- What the task requires
Everything in the data should be repeated exactly, save for the images.

● ● ●

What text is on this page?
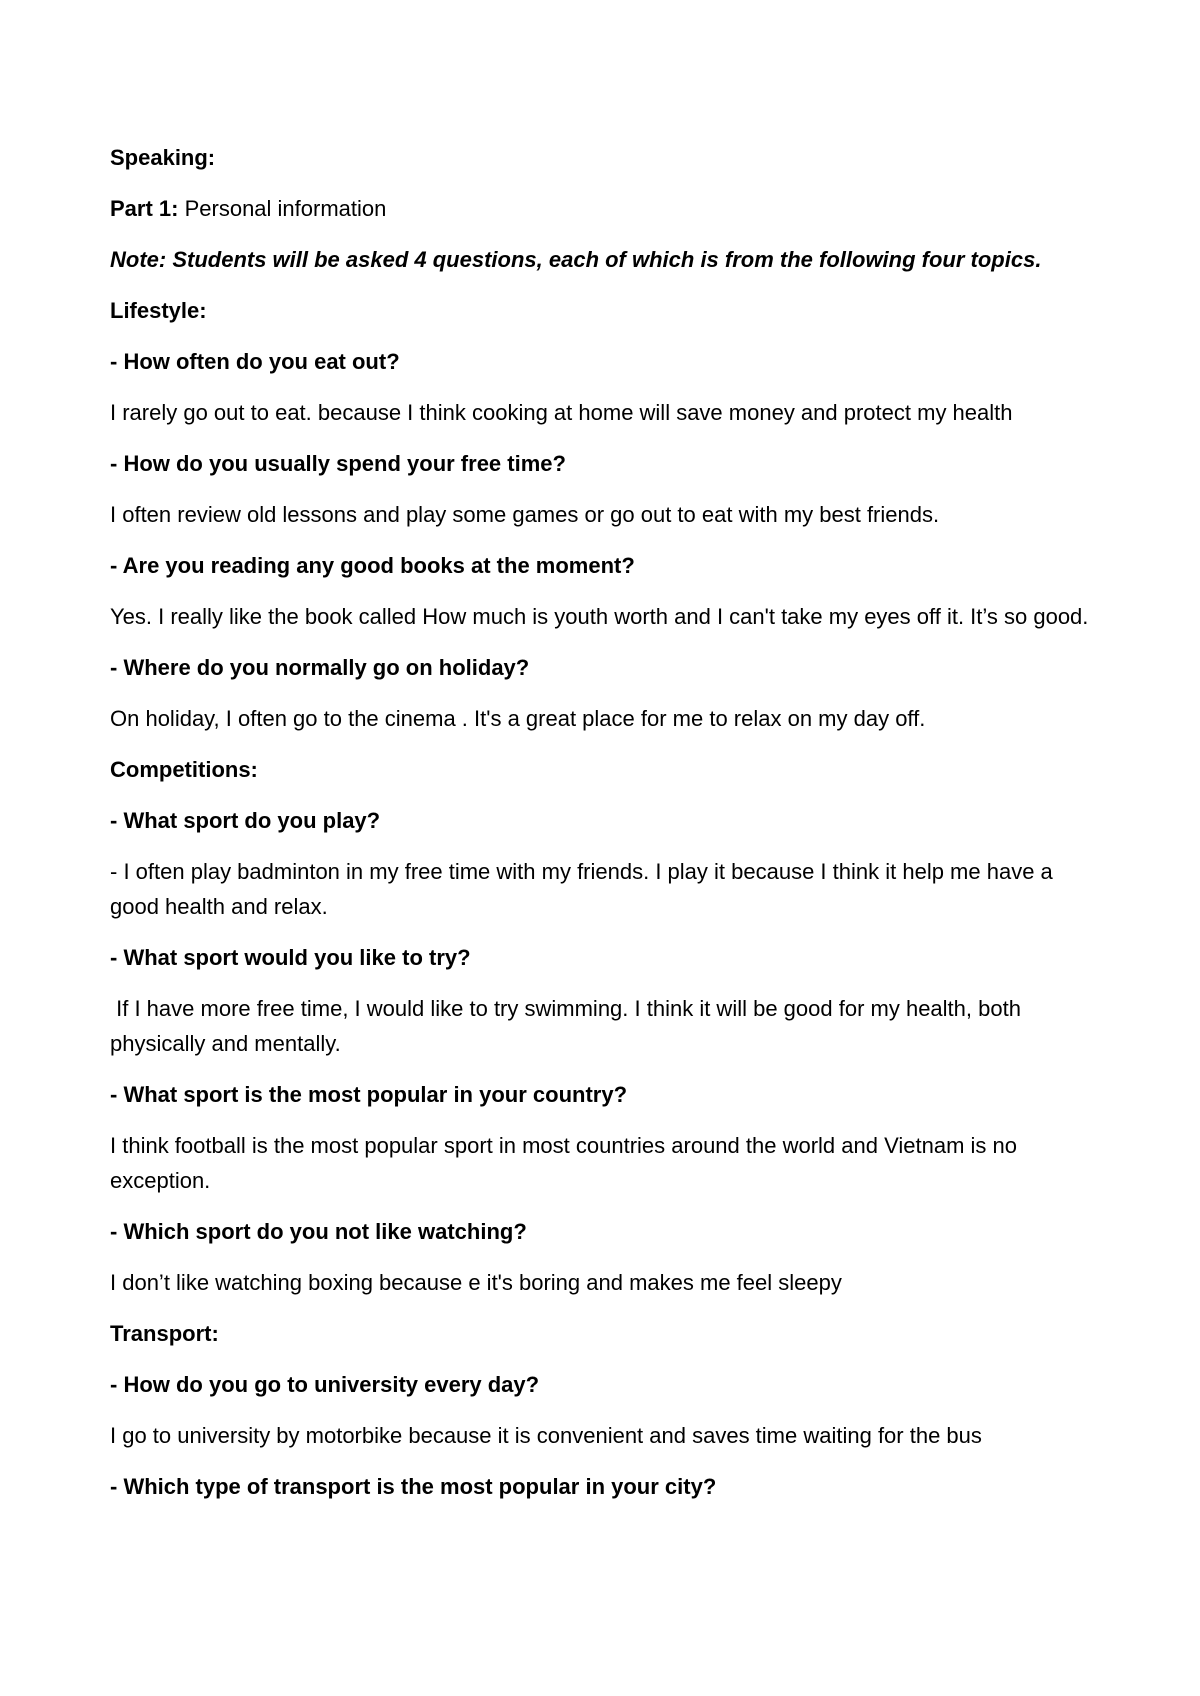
Speaking:

Part 1: Personal information

Note: Students will be asked 4 questions, each of which is from the following four topics.

Lifestyle:

- How often do you eat out?

I rarely go out to eat. because I think cooking at home will save money and protect my health

- How do you usually spend your free time?

I often review old lessons and play some games or go out to eat with my best friends.

- Are you reading any good books at the moment?

Yes. I really like the book called How much is youth worth and I can't take my eyes off it. It’s so good.

- Where do you normally go on holiday?

On holiday, I often go to the cinema . It's a great place for me to relax on my day off.

Competitions:

- What sport do you play?

- I often play badminton in my free time with my friends. I play it because I think it help me have a good health and relax.

- What sport would you like to try?

If I have more free time, I would like to try swimming. I think it will be good for my health, both physically and mentally.

- What sport is the most popular in your country?

I think football is the most popular sport in most countries around the world and Vietnam is no exception.

- Which sport do you not like watching?

I don’t like watching boxing because e it's boring and makes me feel sleepy

Transport:

- How do you go to university every day?

I go to university by motorbike because it is convenient and saves time waiting for the bus

- Which type of transport is the most popular in your city?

● ● ●

- Output of the task
What text is on this page?
Speaking:

Part 1: Personal information

Note: Students will be asked 4 questions, each of which is from the following four topics.

Lifestyle:

- How often do you eat out?

I rarely go out to eat. because I think cooking at home will save money and protect my health

- How do you usually spend your free time?

I often review old lessons and play some games or go out to eat with my best friends.

- Are you reading any good books at the moment?

Yes. I really like the book called How much is youth worth and I can't take my eyes off it. It’s so good.

- Where do you normally go on holiday?

On holiday, I often go to the cinema . It's a great place for me to relax on my day off.

Competitions:

- What sport do you play?

- I often play badminton in my free time with my friends. I play it because I think it help me have a good health and relax.

- What sport would you like to try?

If I have more free time, I would like to try swimming. I think it will be good for my health, both physically and mentally.

- What sport is the most popular in your country?

I think football is the most popular sport in most countries around the world and Vietnam is no exception.

- Which sport do you not like watching?

I don’t like watching boxing because e it's boring and makes me feel sleepy

Transport:

- How do you go to university every day?

I go to university by motorbike because it is convenient and saves time waiting for the bus

- Which type of transport is the most popular in your city?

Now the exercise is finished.